What you need to do >> Pictures within the data are to be left out; everything else must be reproduced exactly.

── Input for this task ──

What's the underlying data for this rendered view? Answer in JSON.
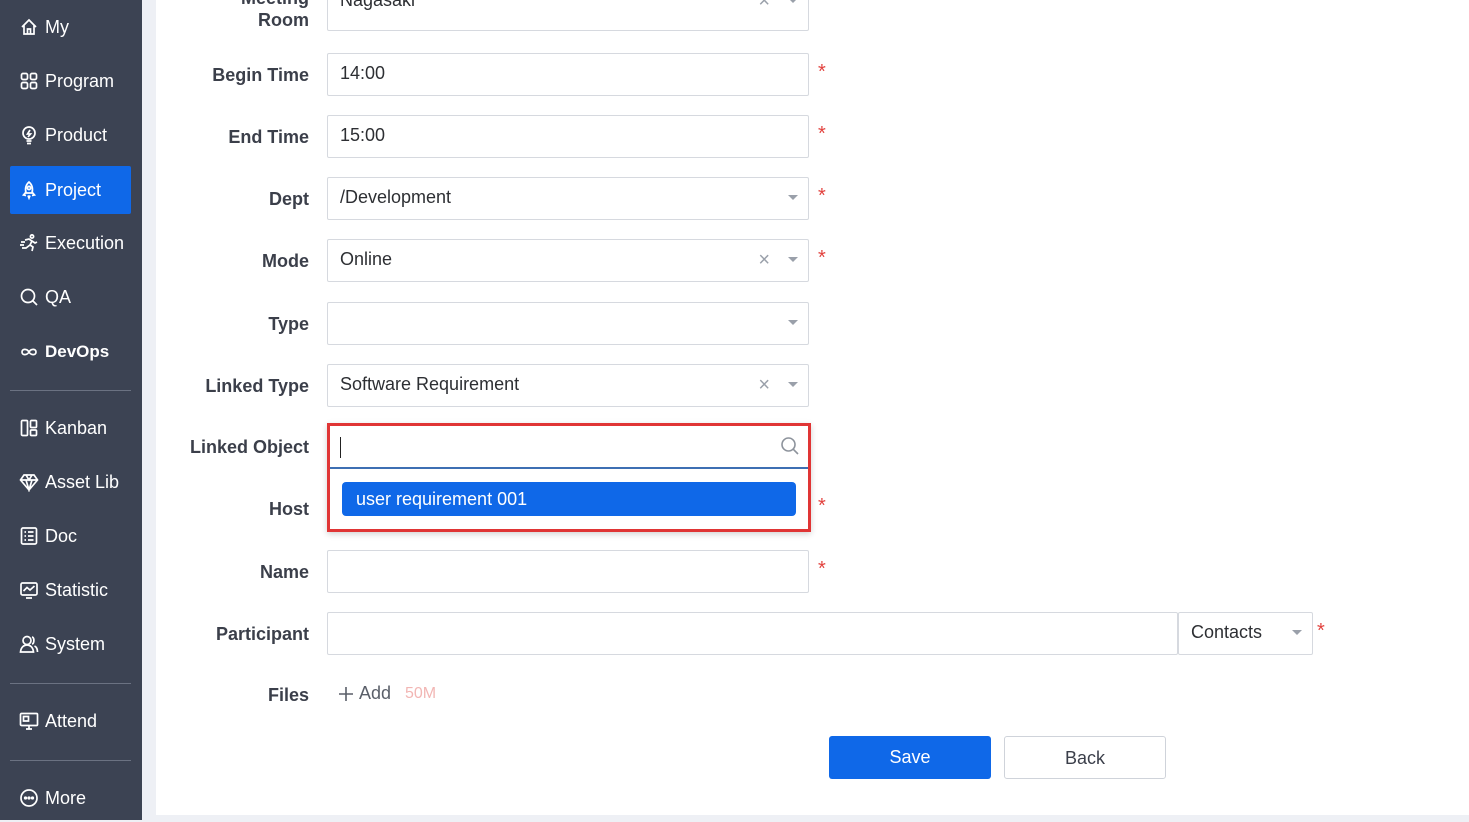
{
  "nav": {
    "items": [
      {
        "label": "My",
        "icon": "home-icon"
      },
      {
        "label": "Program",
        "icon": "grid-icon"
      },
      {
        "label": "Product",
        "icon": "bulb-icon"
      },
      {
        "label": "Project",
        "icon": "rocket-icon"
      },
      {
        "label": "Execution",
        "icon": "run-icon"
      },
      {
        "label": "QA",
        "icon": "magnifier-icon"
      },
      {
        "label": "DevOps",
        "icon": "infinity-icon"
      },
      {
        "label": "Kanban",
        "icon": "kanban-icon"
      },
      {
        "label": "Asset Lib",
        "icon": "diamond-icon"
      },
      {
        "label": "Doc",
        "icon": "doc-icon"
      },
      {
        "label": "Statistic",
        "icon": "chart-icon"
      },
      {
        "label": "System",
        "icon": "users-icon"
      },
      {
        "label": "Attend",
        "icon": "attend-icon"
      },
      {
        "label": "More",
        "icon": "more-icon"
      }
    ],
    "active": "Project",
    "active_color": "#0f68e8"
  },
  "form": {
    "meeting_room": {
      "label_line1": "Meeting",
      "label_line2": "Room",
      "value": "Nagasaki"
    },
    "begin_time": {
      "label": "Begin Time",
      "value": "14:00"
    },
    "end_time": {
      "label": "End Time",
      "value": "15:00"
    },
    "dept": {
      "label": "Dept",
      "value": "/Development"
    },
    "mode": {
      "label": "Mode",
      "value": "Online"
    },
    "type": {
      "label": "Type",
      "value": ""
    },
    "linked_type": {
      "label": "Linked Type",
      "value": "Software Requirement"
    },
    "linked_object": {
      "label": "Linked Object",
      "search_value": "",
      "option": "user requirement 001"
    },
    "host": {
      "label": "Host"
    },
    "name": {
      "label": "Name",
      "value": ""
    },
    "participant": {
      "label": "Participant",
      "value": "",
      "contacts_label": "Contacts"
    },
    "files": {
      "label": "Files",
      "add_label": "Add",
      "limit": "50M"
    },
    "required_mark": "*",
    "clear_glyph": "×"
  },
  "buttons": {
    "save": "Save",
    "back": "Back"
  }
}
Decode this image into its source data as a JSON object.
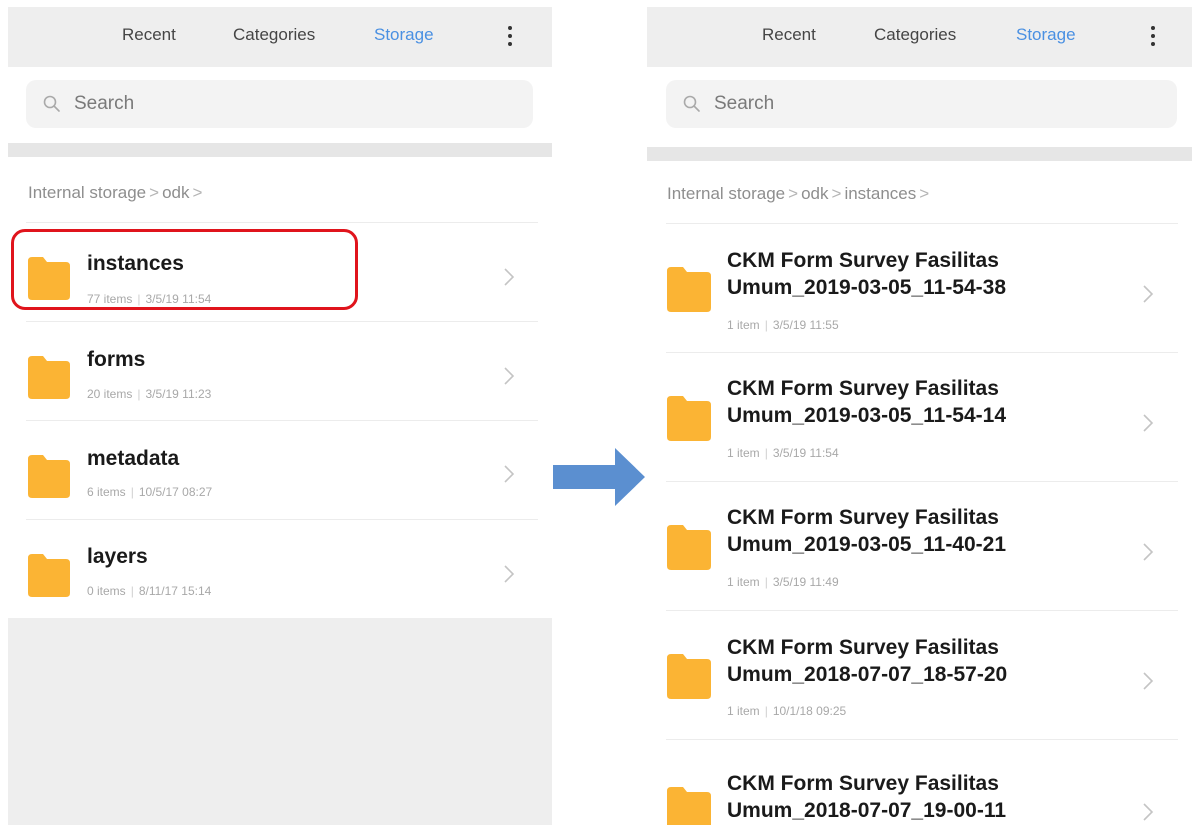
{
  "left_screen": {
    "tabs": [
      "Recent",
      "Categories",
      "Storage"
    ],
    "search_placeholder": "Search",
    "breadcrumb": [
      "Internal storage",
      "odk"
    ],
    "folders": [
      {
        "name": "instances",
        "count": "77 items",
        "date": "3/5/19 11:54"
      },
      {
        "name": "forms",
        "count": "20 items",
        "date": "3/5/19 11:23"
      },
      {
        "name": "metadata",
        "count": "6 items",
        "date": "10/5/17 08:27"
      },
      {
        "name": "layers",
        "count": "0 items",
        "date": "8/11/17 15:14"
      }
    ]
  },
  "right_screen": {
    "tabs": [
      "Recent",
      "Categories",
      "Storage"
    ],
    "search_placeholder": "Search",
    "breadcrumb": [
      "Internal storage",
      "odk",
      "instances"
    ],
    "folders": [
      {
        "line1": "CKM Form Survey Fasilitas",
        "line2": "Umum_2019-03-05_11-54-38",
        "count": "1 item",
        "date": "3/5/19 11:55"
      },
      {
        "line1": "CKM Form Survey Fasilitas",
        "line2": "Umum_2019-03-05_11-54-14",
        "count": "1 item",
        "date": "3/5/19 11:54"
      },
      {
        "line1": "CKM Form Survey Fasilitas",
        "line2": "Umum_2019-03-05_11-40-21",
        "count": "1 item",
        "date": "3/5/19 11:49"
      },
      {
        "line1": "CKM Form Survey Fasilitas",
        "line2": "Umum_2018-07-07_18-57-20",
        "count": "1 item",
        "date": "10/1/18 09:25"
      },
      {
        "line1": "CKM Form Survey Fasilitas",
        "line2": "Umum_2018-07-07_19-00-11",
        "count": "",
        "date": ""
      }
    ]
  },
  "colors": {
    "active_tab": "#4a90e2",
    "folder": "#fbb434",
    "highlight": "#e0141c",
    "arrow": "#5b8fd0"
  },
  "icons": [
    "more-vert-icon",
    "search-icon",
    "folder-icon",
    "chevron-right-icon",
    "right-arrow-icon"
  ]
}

───

Answer for this exercise >>
What's the underlying data for this rendered view? Answer in JSON.
{
  "nav": {
    "items": [
      {
        "label": "My",
        "icon": "home-icon"
      },
      {
        "label": "Program",
        "icon": "grid-icon"
      },
      {
        "label": "Product",
        "icon": "bulb-icon"
      },
      {
        "label": "Project",
        "icon": "rocket-icon"
      },
      {
        "label": "Execution",
        "icon": "run-icon"
      },
      {
        "label": "QA",
        "icon": "magnifier-icon"
      },
      {
        "label": "DevOps",
        "icon": "infinity-icon"
      },
      {
        "label": "Kanban",
        "icon": "kanban-icon"
      },
      {
        "label": "Asset Lib",
        "icon": "diamond-icon"
      },
      {
        "label": "Doc",
        "icon": "doc-icon"
      },
      {
        "label": "Statistic",
        "icon": "chart-icon"
      },
      {
        "label": "System",
        "icon": "users-icon"
      },
      {
        "label": "Attend",
        "icon": "attend-icon"
      },
      {
        "label": "More",
        "icon": "more-icon"
      }
    ],
    "active": "Project",
    "active_color": "#0f68e8"
  },
  "form": {
    "meeting_room": {
      "label_line1": "Meeting",
      "label_line2": "Room",
      "value": "Nagasaki"
    },
    "begin_time": {
      "label": "Begin Time",
      "value": "14:00"
    },
    "end_time": {
      "label": "End Time",
      "value": "15:00"
    },
    "dept": {
      "label": "Dept",
      "value": "/Development"
    },
    "mode": {
      "label": "Mode",
      "value": "Online"
    },
    "type": {
      "label": "Type",
      "value": ""
    },
    "linked_type": {
      "label": "Linked Type",
      "value": "Software Requirement"
    },
    "linked_object": {
      "label": "Linked Object",
      "search_value": "",
      "option": "user requirement 001"
    },
    "host": {
      "label": "Host"
    },
    "name": {
      "label": "Name",
      "value": ""
    },
    "participant": {
      "label": "Participant",
      "value": "",
      "contacts_label": "Contacts"
    },
    "files": {
      "label": "Files",
      "add_label": "Add",
      "limit": "50M"
    },
    "required_mark": "*",
    "clear_glyph": "×"
  },
  "buttons": {
    "save": "Save",
    "back": "Back"
  }
}
Decode this image into its source data as a JSON object.
{
  "left_screen": {
    "tabs": [
      "Recent",
      "Categories",
      "Storage"
    ],
    "search_placeholder": "Search",
    "breadcrumb": [
      "Internal storage",
      "odk"
    ],
    "folders": [
      {
        "name": "instances",
        "count": "77 items",
        "date": "3/5/19 11:54"
      },
      {
        "name": "forms",
        "count": "20 items",
        "date": "3/5/19 11:23"
      },
      {
        "name": "metadata",
        "count": "6 items",
        "date": "10/5/17 08:27"
      },
      {
        "name": "layers",
        "count": "0 items",
        "date": "8/11/17 15:14"
      }
    ]
  },
  "right_screen": {
    "tabs": [
      "Recent",
      "Categories",
      "Storage"
    ],
    "search_placeholder": "Search",
    "breadcrumb": [
      "Internal storage",
      "odk",
      "instances"
    ],
    "folders": [
      {
        "line1": "CKM Form Survey Fasilitas",
        "line2": "Umum_2019-03-05_11-54-38",
        "count": "1 item",
        "date": "3/5/19 11:55"
      },
      {
        "line1": "CKM Form Survey Fasilitas",
        "line2": "Umum_2019-03-05_11-54-14",
        "count": "1 item",
        "date": "3/5/19 11:54"
      },
      {
        "line1": "CKM Form Survey Fasilitas",
        "line2": "Umum_2019-03-05_11-40-21",
        "count": "1 item",
        "date": "3/5/19 11:49"
      },
      {
        "line1": "CKM Form Survey Fasilitas",
        "line2": "Umum_2018-07-07_18-57-20",
        "count": "1 item",
        "date": "10/1/18 09:25"
      },
      {
        "line1": "CKM Form Survey Fasilitas",
        "line2": "Umum_2018-07-07_19-00-11",
        "count": "",
        "date": ""
      }
    ]
  },
  "colors": {
    "active_tab": "#4a90e2",
    "folder": "#fbb434",
    "highlight": "#e0141c",
    "arrow": "#5b8fd0"
  },
  "icons": [
    "more-vert-icon",
    "search-icon",
    "folder-icon",
    "chevron-right-icon",
    "right-arrow-icon"
  ]
}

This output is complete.